Only lines holding the word "center" should be copied from the material.

....................

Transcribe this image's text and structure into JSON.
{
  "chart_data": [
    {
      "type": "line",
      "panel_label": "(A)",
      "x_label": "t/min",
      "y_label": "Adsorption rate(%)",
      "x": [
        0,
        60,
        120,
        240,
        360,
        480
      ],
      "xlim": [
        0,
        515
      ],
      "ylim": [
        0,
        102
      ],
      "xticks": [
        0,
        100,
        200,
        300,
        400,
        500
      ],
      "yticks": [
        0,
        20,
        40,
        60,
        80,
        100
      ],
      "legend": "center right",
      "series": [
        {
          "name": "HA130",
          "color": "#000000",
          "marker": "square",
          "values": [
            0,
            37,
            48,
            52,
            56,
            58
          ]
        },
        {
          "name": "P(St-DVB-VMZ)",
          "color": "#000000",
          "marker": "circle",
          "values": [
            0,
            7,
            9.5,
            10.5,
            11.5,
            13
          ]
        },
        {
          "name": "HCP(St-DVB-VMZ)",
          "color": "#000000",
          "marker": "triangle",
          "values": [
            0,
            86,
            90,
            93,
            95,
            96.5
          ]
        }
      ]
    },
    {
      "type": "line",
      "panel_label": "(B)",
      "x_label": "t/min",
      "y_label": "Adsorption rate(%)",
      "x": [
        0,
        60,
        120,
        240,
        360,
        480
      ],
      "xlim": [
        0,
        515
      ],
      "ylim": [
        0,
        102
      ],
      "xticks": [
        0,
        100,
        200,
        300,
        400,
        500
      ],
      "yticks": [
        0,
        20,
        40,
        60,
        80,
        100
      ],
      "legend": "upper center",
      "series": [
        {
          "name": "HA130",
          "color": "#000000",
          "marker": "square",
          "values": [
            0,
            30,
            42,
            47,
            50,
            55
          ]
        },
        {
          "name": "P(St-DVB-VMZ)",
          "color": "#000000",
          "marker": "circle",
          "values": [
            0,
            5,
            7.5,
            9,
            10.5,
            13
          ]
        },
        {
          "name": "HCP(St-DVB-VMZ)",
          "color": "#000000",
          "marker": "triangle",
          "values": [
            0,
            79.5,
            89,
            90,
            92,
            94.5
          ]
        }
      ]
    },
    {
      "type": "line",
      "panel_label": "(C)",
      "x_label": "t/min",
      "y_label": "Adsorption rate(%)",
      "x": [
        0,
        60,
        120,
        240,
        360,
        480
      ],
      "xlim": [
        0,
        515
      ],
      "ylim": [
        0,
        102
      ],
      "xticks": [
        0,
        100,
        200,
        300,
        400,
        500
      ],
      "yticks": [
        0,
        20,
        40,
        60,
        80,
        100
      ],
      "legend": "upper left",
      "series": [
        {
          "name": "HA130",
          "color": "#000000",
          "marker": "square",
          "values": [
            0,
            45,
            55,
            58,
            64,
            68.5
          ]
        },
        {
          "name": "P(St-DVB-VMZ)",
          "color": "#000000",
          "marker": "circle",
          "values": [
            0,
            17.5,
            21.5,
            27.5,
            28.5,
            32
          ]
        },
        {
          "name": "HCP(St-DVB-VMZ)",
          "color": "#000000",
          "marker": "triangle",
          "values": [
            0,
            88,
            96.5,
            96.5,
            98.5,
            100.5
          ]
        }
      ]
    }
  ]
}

....................

OUTPUT FOR THIS TASK
      "legend": "center right",
      "legend": "upper center",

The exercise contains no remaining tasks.